# Data extract
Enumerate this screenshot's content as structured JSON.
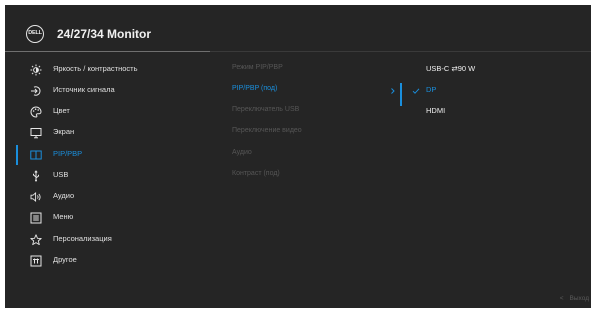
{
  "header": {
    "logo_text": "DELL",
    "title": "24/27/34 Monitor"
  },
  "menu": {
    "items": [
      {
        "label": "Яркость / контрастность",
        "icon": "brightness-icon"
      },
      {
        "label": "Источник сигнала",
        "icon": "input-source-icon"
      },
      {
        "label": "Цвет",
        "icon": "color-palette-icon"
      },
      {
        "label": "Экран",
        "icon": "display-icon"
      },
      {
        "label": "PIP/PBP",
        "icon": "pip-pbp-icon",
        "active": true
      },
      {
        "label": "USB",
        "icon": "usb-icon"
      },
      {
        "label": "Аудио",
        "icon": "speaker-icon"
      },
      {
        "label": "Меню",
        "icon": "menu-icon"
      },
      {
        "label": "Персонализация",
        "icon": "star-icon"
      },
      {
        "label": "Другое",
        "icon": "other-icon"
      }
    ]
  },
  "submenu": {
    "items": [
      {
        "label": "Режим PIP/PBP"
      },
      {
        "label": "PIP/PBP (под)",
        "active": true
      },
      {
        "label": "Переключатель USB"
      },
      {
        "label": "Переключение видео"
      },
      {
        "label": "Аудио"
      },
      {
        "label": "Контраст (под)"
      }
    ]
  },
  "options": {
    "items": [
      {
        "label": "USB-C ⇄90 W",
        "icon": "usb-c-pd-icon"
      },
      {
        "label": "DP",
        "selected": true
      },
      {
        "label": "HDMI"
      }
    ]
  },
  "footer": {
    "exit_label": "Выход"
  },
  "colors": {
    "accent": "#1a8fdd",
    "background": "#252525",
    "text": "#e0e0e0",
    "disabled_text": "#565656"
  }
}
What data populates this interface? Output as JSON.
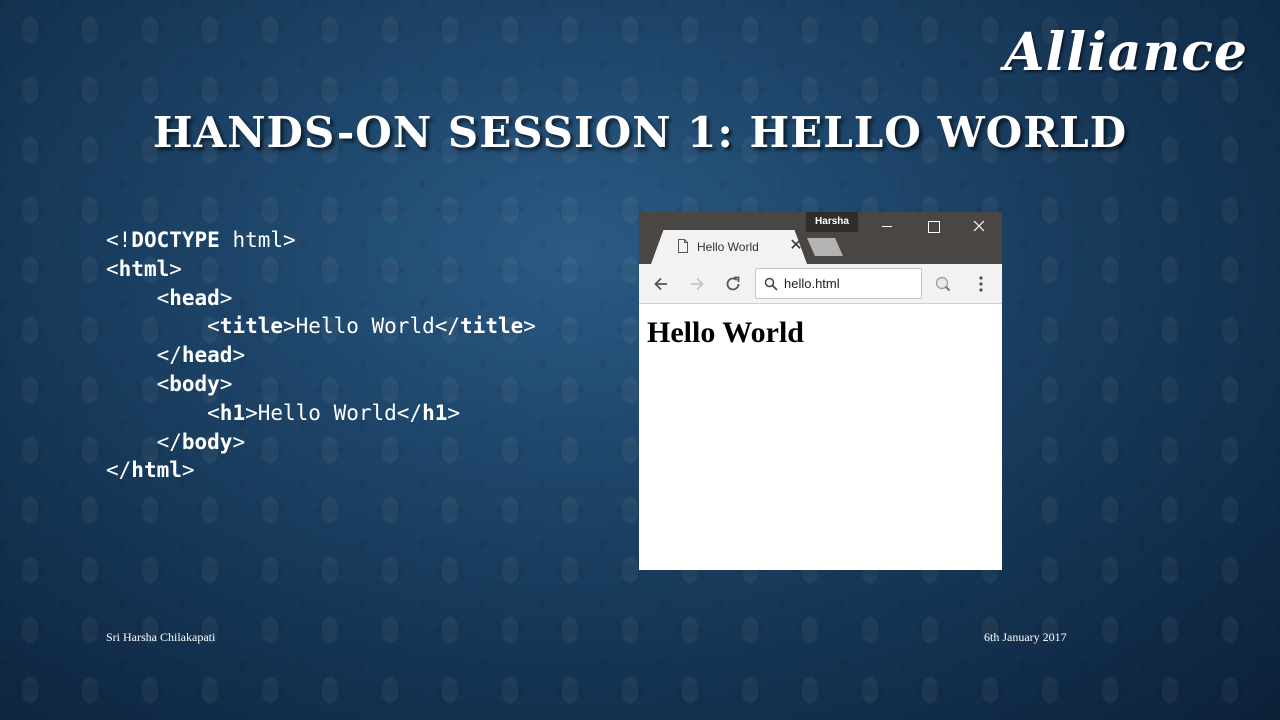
{
  "slide": {
    "logo": "Alliance",
    "title": "HANDS-ON SESSION 1: HELLO WORLD",
    "code_lines": [
      [
        "<!",
        {
          "b": "DOCTYPE"
        },
        " html>"
      ],
      [
        "<",
        {
          "b": "html"
        },
        ">"
      ],
      [
        "    <",
        {
          "b": "head"
        },
        ">"
      ],
      [
        "        <",
        {
          "b": "title"
        },
        ">Hello World</",
        {
          "b": "title"
        },
        ">"
      ],
      [
        "    </",
        {
          "b": "head"
        },
        ">"
      ],
      [
        "    <",
        {
          "b": "body"
        },
        ">"
      ],
      [
        "        <",
        {
          "b": "h1"
        },
        ">Hello World</",
        {
          "b": "h1"
        },
        ">"
      ],
      [
        "    </",
        {
          "b": "body"
        },
        ">"
      ],
      [
        "</",
        {
          "b": "html"
        },
        ">"
      ]
    ],
    "footer_left": "Sri Harsha Chilakapati",
    "footer_right": "6th January 2017"
  },
  "browser": {
    "profile_name": "Harsha",
    "tab_title": "Hello World",
    "tab_close": "✕",
    "address": "hello.html",
    "page_heading": "Hello World"
  },
  "colors": {
    "background": "#1d4468",
    "titlebar": "#4a4644",
    "toolbar": "#f2f2f2"
  }
}
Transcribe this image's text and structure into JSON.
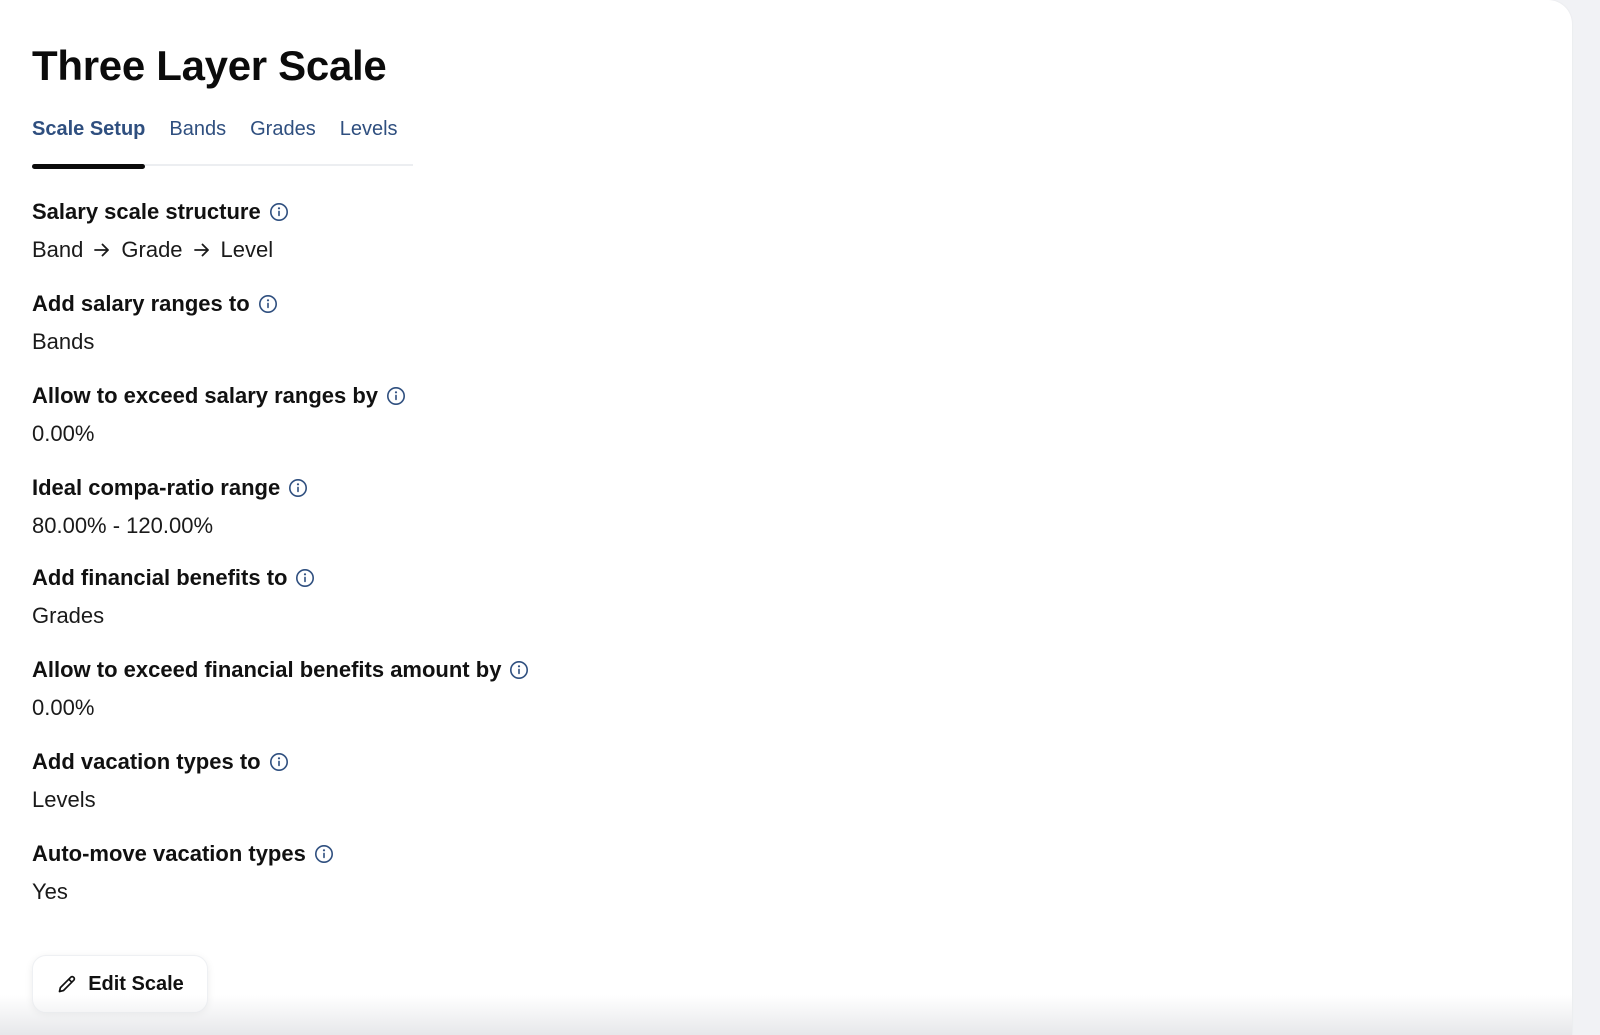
{
  "page": {
    "title": "Three Layer Scale"
  },
  "tabs": [
    {
      "label": "Scale Setup",
      "active": true
    },
    {
      "label": "Bands",
      "active": false
    },
    {
      "label": "Grades",
      "active": false
    },
    {
      "label": "Levels",
      "active": false
    }
  ],
  "fields": {
    "structure": {
      "label": "Salary scale structure",
      "parts": [
        "Band",
        "Grade",
        "Level"
      ]
    },
    "salary_ranges_to": {
      "label": "Add salary ranges to",
      "value": "Bands"
    },
    "exceed_salary": {
      "label": "Allow to exceed salary ranges by",
      "value": "0.00%"
    },
    "compa_ratio": {
      "label": "Ideal compa-ratio range",
      "value": "80.00% - 120.00%"
    },
    "benefits_to": {
      "label": "Add financial benefits to",
      "value": "Grades"
    },
    "exceed_benefits": {
      "label": "Allow to exceed financial benefits amount by",
      "value": "0.00%"
    },
    "vacation_to": {
      "label": "Add vacation types to",
      "value": "Levels"
    },
    "auto_move": {
      "label": "Auto-move vacation types",
      "value": "Yes"
    }
  },
  "actions": {
    "edit_label": "Edit Scale"
  },
  "icons": {
    "info": "info-icon",
    "arrow": "arrow-right-icon",
    "edit": "pencil-icon"
  },
  "colors": {
    "tab_text": "#2f4f7f",
    "info_icon": "#2f4f7f",
    "title": "#0b0b0b"
  }
}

# What you will do
Transcribe the listing above verbatim. Omit the pictures.

# Solution below
Enumerate this screenshot's content as structured JSON.
{
  "header": {
    "logo_text": "DELL",
    "title": "24/27/34 Monitor"
  },
  "menu": {
    "items": [
      {
        "label": "Яркость / контрастность",
        "icon": "brightness-icon"
      },
      {
        "label": "Источник сигнала",
        "icon": "input-source-icon"
      },
      {
        "label": "Цвет",
        "icon": "color-palette-icon"
      },
      {
        "label": "Экран",
        "icon": "display-icon"
      },
      {
        "label": "PIP/PBP",
        "icon": "pip-pbp-icon",
        "active": true
      },
      {
        "label": "USB",
        "icon": "usb-icon"
      },
      {
        "label": "Аудио",
        "icon": "speaker-icon"
      },
      {
        "label": "Меню",
        "icon": "menu-icon"
      },
      {
        "label": "Персонализация",
        "icon": "star-icon"
      },
      {
        "label": "Другое",
        "icon": "other-icon"
      }
    ]
  },
  "submenu": {
    "items": [
      {
        "label": "Режим PIP/PBP"
      },
      {
        "label": "PIP/PBP (под)",
        "active": true
      },
      {
        "label": "Переключатель USB"
      },
      {
        "label": "Переключение видео"
      },
      {
        "label": "Аудио"
      },
      {
        "label": "Контраст (под)"
      }
    ]
  },
  "options": {
    "items": [
      {
        "label": "USB-C ⇄90 W",
        "icon": "usb-c-pd-icon"
      },
      {
        "label": "DP",
        "selected": true
      },
      {
        "label": "HDMI"
      }
    ]
  },
  "footer": {
    "exit_label": "Выход"
  },
  "colors": {
    "accent": "#1a8fdd",
    "background": "#252525",
    "text": "#e0e0e0",
    "disabled_text": "#565656"
  }
}
What data populates this interface? Output as JSON.
{
  "slide": {
    "logo": "Alliance",
    "title": "HANDS-ON SESSION 1: HELLO WORLD",
    "code_lines": [
      [
        "<!",
        {
          "b": "DOCTYPE"
        },
        " html>"
      ],
      [
        "<",
        {
          "b": "html"
        },
        ">"
      ],
      [
        "    <",
        {
          "b": "head"
        },
        ">"
      ],
      [
        "        <",
        {
          "b": "title"
        },
        ">Hello World</",
        {
          "b": "title"
        },
        ">"
      ],
      [
        "    </",
        {
          "b": "head"
        },
        ">"
      ],
      [
        "    <",
        {
          "b": "body"
        },
        ">"
      ],
      [
        "        <",
        {
          "b": "h1"
        },
        ">Hello World</",
        {
          "b": "h1"
        },
        ">"
      ],
      [
        "    </",
        {
          "b": "body"
        },
        ">"
      ],
      [
        "</",
        {
          "b": "html"
        },
        ">"
      ]
    ],
    "footer_left": "Sri Harsha Chilakapati",
    "footer_right": "6th January 2017"
  },
  "browser": {
    "profile_name": "Harsha",
    "tab_title": "Hello World",
    "tab_close": "✕",
    "address": "hello.html",
    "page_heading": "Hello World"
  },
  "colors": {
    "background": "#1d4468",
    "titlebar": "#4a4644",
    "toolbar": "#f2f2f2"
  }
}
Transcribe this image's text and structure into JSON.
{
  "page": {
    "title": "Three Layer Scale"
  },
  "tabs": [
    {
      "label": "Scale Setup",
      "active": true
    },
    {
      "label": "Bands",
      "active": false
    },
    {
      "label": "Grades",
      "active": false
    },
    {
      "label": "Levels",
      "active": false
    }
  ],
  "fields": {
    "structure": {
      "label": "Salary scale structure",
      "parts": [
        "Band",
        "Grade",
        "Level"
      ]
    },
    "salary_ranges_to": {
      "label": "Add salary ranges to",
      "value": "Bands"
    },
    "exceed_salary": {
      "label": "Allow to exceed salary ranges by",
      "value": "0.00%"
    },
    "compa_ratio": {
      "label": "Ideal compa-ratio range",
      "value": "80.00% - 120.00%"
    },
    "benefits_to": {
      "label": "Add financial benefits to",
      "value": "Grades"
    },
    "exceed_benefits": {
      "label": "Allow to exceed financial benefits amount by",
      "value": "0.00%"
    },
    "vacation_to": {
      "label": "Add vacation types to",
      "value": "Levels"
    },
    "auto_move": {
      "label": "Auto-move vacation types",
      "value": "Yes"
    }
  },
  "actions": {
    "edit_label": "Edit Scale"
  },
  "icons": {
    "info": "info-icon",
    "arrow": "arrow-right-icon",
    "edit": "pencil-icon"
  },
  "colors": {
    "tab_text": "#2f4f7f",
    "info_icon": "#2f4f7f",
    "title": "#0b0b0b"
  }
}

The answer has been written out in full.